Dataset rows:
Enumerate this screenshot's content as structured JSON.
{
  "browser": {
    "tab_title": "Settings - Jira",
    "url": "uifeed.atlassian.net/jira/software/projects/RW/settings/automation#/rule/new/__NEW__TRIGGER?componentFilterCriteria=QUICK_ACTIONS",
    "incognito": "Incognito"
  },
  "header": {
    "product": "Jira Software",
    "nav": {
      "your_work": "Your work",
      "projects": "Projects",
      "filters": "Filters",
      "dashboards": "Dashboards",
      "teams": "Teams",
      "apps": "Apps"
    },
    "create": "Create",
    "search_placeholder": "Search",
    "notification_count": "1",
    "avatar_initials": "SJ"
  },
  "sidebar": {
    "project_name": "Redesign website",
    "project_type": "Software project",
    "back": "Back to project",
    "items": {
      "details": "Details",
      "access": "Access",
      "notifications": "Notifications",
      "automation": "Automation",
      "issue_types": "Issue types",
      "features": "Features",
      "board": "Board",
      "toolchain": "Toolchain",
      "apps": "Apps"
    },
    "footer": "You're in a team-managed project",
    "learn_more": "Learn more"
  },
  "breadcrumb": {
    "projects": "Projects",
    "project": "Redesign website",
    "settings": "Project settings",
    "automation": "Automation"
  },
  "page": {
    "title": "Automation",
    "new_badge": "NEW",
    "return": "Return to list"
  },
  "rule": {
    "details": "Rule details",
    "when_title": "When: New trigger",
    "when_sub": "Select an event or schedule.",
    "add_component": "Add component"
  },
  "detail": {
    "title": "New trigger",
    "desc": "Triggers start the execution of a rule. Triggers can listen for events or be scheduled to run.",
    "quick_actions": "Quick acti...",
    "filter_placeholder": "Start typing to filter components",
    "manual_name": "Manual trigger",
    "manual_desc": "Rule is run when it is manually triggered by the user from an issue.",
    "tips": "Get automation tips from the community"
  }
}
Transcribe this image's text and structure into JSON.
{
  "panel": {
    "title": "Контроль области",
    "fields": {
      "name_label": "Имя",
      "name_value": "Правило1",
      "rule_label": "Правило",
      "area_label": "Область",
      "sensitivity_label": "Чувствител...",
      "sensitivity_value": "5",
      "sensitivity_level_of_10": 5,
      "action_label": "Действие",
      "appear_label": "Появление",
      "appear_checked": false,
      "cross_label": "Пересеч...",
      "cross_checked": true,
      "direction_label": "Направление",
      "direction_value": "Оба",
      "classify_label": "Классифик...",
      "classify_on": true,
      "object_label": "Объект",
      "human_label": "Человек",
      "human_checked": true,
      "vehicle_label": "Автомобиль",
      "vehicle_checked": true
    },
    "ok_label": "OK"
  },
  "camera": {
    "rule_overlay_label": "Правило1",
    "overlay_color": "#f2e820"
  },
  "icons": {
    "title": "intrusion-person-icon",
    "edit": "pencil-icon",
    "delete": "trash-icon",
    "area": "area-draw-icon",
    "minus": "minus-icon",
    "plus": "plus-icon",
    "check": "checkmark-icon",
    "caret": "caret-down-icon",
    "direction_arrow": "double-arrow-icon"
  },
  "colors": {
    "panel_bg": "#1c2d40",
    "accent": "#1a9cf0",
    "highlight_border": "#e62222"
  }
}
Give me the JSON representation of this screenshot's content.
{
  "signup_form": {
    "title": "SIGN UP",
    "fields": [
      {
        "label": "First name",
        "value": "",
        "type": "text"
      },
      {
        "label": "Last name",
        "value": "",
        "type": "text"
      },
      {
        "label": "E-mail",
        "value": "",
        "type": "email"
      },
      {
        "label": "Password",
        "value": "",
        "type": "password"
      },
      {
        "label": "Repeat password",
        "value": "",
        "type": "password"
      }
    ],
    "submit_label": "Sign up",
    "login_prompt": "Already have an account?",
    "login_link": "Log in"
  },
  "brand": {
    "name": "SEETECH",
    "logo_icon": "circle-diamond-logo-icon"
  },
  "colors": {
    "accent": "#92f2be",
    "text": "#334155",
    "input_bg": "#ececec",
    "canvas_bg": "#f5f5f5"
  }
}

◆ EXERCISE REQUIREMENTS ◆
All of the entries must be written out exactly as they stand.

◆ WRITTEN RESPONSE ◆
Enumerate this screenshot's content as structured JSON.
{
  "browser": {
    "tab_title": "Settings - Jira",
    "url": "uifeed.atlassian.net/jira/software/projects/RW/settings/automation#/rule/new/__NEW__TRIGGER?componentFilterCriteria=QUICK_ACTIONS",
    "incognito": "Incognito"
  },
  "header": {
    "product": "Jira Software",
    "nav": {
      "your_work": "Your work",
      "projects": "Projects",
      "filters": "Filters",
      "dashboards": "Dashboards",
      "teams": "Teams",
      "apps": "Apps"
    },
    "create": "Create",
    "search_placeholder": "Search",
    "notification_count": "1",
    "avatar_initials": "SJ"
  },
  "sidebar": {
    "project_name": "Redesign website",
    "project_type": "Software project",
    "back": "Back to project",
    "items": {
      "details": "Details",
      "access": "Access",
      "notifications": "Notifications",
      "automation": "Automation",
      "issue_types": "Issue types",
      "features": "Features",
      "board": "Board",
      "toolchain": "Toolchain",
      "apps": "Apps"
    },
    "footer": "You're in a team-managed project",
    "learn_more": "Learn more"
  },
  "breadcrumb": {
    "projects": "Projects",
    "project": "Redesign website",
    "settings": "Project settings",
    "automation": "Automation"
  },
  "page": {
    "title": "Automation",
    "new_badge": "NEW",
    "return": "Return to list"
  },
  "rule": {
    "details": "Rule details",
    "when_title": "When: New trigger",
    "when_sub": "Select an event or schedule.",
    "add_component": "Add component"
  },
  "detail": {
    "title": "New trigger",
    "desc": "Triggers start the execution of a rule. Triggers can listen for events or be scheduled to run.",
    "quick_actions": "Quick acti...",
    "filter_placeholder": "Start typing to filter components",
    "manual_name": "Manual trigger",
    "manual_desc": "Rule is run when it is manually triggered by the user from an issue.",
    "tips": "Get automation tips from the community"
  }
}
Transcribe this image's text and structure into JSON.
{
  "panel": {
    "title": "Контроль области",
    "fields": {
      "name_label": "Имя",
      "name_value": "Правило1",
      "rule_label": "Правило",
      "area_label": "Область",
      "sensitivity_label": "Чувствител...",
      "sensitivity_value": "5",
      "sensitivity_level_of_10": 5,
      "action_label": "Действие",
      "appear_label": "Появление",
      "appear_checked": false,
      "cross_label": "Пересеч...",
      "cross_checked": true,
      "direction_label": "Направление",
      "direction_value": "Оба",
      "classify_label": "Классифик...",
      "classify_on": true,
      "object_label": "Объект",
      "human_label": "Человек",
      "human_checked": true,
      "vehicle_label": "Автомобиль",
      "vehicle_checked": true
    },
    "ok_label": "OK"
  },
  "camera": {
    "rule_overlay_label": "Правило1",
    "overlay_color": "#f2e820"
  },
  "icons": {
    "title": "intrusion-person-icon",
    "edit": "pencil-icon",
    "delete": "trash-icon",
    "area": "area-draw-icon",
    "minus": "minus-icon",
    "plus": "plus-icon",
    "check": "checkmark-icon",
    "caret": "caret-down-icon",
    "direction_arrow": "double-arrow-icon"
  },
  "colors": {
    "panel_bg": "#1c2d40",
    "accent": "#1a9cf0",
    "highlight_border": "#e62222"
  }
}
Give me the JSON representation of this screenshot's content.
{
  "signup_form": {
    "title": "SIGN UP",
    "fields": [
      {
        "label": "First name",
        "value": "",
        "type": "text"
      },
      {
        "label": "Last name",
        "value": "",
        "type": "text"
      },
      {
        "label": "E-mail",
        "value": "",
        "type": "email"
      },
      {
        "label": "Password",
        "value": "",
        "type": "password"
      },
      {
        "label": "Repeat password",
        "value": "",
        "type": "password"
      }
    ],
    "submit_label": "Sign up",
    "login_prompt": "Already have an account?",
    "login_link": "Log in"
  },
  "brand": {
    "name": "SEETECH",
    "logo_icon": "circle-diamond-logo-icon"
  },
  "colors": {
    "accent": "#92f2be",
    "text": "#334155",
    "input_bg": "#ececec",
    "canvas_bg": "#f5f5f5"
  }
}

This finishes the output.